Given exercise:
Check each line of the records for "this"; collect those that have it.
## start Task data
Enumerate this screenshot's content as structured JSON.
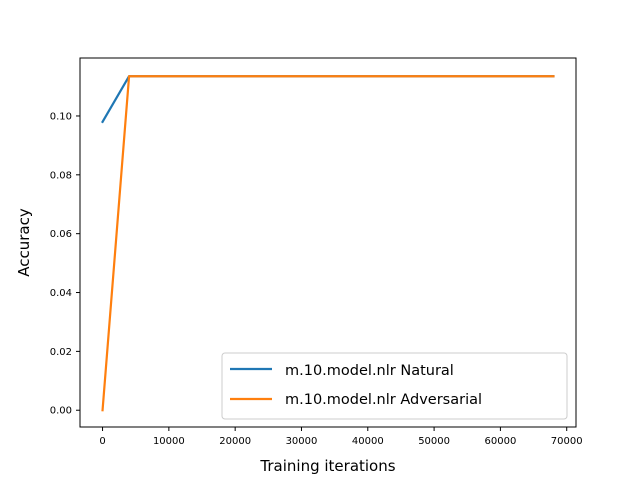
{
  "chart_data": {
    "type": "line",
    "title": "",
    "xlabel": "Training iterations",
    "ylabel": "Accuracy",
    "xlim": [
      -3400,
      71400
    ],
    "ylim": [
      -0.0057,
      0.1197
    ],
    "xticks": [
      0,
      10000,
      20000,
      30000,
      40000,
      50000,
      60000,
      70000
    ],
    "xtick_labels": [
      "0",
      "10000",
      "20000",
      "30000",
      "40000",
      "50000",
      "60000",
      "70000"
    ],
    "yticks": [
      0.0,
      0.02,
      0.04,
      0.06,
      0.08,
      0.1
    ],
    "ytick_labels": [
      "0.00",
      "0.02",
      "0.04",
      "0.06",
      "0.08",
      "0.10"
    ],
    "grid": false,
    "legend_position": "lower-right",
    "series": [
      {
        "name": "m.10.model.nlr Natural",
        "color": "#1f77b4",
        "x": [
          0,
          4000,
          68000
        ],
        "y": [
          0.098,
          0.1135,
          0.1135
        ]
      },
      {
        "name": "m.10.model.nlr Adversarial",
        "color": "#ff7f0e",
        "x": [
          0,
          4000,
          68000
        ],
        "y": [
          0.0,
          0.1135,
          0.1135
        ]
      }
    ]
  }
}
## end Task data
## start Task data
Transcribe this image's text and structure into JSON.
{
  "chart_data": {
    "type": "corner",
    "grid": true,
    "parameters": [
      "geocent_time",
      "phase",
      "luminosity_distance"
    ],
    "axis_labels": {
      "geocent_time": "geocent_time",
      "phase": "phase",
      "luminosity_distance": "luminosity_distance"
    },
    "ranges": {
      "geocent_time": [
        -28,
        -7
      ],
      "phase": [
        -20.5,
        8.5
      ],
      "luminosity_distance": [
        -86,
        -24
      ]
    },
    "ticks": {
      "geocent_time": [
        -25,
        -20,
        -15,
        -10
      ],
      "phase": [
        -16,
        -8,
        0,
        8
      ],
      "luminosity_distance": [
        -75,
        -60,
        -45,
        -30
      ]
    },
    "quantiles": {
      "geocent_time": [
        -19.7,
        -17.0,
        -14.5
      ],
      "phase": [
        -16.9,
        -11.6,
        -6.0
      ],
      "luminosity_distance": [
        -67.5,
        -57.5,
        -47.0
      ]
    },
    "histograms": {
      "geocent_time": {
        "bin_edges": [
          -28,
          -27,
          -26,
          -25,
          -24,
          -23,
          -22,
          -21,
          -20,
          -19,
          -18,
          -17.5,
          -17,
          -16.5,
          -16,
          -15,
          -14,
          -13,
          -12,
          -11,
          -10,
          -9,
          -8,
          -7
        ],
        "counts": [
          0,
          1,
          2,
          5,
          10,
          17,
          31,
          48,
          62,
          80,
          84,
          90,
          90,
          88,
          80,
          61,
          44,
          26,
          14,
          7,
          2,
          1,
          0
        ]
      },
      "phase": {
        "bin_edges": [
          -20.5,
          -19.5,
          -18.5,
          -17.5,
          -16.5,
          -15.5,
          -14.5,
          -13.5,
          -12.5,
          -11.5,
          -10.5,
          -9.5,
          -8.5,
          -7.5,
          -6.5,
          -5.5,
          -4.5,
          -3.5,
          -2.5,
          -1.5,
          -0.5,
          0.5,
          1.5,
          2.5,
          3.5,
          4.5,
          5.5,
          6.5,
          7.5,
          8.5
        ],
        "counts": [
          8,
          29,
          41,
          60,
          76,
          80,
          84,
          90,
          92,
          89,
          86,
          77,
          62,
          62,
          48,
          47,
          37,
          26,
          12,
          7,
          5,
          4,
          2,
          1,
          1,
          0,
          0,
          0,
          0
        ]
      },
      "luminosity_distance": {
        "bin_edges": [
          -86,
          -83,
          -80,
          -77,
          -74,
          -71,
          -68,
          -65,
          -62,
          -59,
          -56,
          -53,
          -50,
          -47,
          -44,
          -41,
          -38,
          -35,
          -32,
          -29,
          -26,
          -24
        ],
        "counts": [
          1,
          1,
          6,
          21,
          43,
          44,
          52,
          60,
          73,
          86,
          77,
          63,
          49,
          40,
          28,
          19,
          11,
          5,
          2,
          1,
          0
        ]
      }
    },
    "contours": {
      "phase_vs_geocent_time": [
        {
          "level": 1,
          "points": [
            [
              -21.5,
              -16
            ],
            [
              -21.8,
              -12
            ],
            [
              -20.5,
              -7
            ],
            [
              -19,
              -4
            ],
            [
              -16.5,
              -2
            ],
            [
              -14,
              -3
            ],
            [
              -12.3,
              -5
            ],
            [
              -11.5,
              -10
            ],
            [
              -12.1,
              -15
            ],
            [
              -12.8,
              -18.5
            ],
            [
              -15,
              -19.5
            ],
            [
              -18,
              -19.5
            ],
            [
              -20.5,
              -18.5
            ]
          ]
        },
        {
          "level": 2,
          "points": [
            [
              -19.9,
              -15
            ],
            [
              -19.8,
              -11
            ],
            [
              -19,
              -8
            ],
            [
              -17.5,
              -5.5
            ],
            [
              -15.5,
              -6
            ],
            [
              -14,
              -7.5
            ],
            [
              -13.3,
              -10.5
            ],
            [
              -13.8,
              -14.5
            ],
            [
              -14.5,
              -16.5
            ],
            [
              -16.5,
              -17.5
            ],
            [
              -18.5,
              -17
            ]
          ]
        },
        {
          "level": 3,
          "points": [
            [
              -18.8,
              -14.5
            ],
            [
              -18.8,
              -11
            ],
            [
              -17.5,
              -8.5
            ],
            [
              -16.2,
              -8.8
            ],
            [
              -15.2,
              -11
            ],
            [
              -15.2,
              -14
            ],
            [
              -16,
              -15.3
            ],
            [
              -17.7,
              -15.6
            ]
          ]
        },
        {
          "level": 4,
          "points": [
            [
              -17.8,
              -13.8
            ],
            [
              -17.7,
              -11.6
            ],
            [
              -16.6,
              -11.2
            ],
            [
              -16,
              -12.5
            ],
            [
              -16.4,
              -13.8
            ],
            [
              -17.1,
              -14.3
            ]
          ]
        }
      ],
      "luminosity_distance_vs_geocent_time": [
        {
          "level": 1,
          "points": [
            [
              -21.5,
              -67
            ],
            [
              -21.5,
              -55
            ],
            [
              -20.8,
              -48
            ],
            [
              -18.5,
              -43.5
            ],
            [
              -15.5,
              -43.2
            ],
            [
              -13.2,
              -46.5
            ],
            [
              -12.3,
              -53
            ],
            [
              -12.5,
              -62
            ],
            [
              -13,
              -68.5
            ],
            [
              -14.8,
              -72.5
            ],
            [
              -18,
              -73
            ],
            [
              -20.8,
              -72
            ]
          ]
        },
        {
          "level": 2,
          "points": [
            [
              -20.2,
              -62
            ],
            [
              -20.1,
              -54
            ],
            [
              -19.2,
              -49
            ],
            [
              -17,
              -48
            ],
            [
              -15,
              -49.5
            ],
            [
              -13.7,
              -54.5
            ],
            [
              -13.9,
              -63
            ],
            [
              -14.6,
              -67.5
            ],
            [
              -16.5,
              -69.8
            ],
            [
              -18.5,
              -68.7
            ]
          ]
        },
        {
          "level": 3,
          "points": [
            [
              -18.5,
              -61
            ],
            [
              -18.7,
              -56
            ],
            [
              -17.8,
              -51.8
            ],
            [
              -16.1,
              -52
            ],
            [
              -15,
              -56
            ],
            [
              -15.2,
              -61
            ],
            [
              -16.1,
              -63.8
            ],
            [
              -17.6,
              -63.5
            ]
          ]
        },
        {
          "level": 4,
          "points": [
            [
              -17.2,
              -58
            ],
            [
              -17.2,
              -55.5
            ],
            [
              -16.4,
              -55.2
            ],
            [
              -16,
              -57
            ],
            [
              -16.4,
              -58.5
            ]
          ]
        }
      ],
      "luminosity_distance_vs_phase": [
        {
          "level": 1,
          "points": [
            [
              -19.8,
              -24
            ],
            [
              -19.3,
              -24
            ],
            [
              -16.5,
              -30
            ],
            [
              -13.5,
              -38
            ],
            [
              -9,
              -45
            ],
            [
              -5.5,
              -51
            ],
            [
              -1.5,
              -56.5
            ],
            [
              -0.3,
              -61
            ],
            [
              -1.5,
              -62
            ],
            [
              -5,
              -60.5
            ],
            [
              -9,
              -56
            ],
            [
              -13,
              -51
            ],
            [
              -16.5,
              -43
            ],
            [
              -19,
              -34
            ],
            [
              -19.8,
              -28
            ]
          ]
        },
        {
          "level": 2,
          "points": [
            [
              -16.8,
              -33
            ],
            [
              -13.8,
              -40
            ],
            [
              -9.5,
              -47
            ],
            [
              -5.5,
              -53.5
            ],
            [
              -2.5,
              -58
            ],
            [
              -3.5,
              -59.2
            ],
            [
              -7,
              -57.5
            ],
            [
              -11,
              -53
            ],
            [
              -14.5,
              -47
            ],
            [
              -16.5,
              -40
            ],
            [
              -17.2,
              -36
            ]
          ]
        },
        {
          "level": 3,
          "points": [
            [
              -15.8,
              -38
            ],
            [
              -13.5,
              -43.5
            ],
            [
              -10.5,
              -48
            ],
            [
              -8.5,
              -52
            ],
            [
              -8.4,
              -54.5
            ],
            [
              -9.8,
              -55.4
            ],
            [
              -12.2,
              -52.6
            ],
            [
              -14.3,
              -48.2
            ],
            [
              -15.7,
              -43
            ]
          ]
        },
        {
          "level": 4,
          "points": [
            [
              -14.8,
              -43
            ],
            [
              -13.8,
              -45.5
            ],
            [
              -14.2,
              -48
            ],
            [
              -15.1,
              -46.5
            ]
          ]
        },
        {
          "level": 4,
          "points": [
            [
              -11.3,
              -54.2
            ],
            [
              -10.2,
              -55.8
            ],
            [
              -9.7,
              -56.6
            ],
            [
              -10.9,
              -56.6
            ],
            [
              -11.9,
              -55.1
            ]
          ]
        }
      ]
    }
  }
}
## end Task data
Full response:
Enumerate this screenshot's content as structured JSON.
Transcribe this image's text and structure into JSON.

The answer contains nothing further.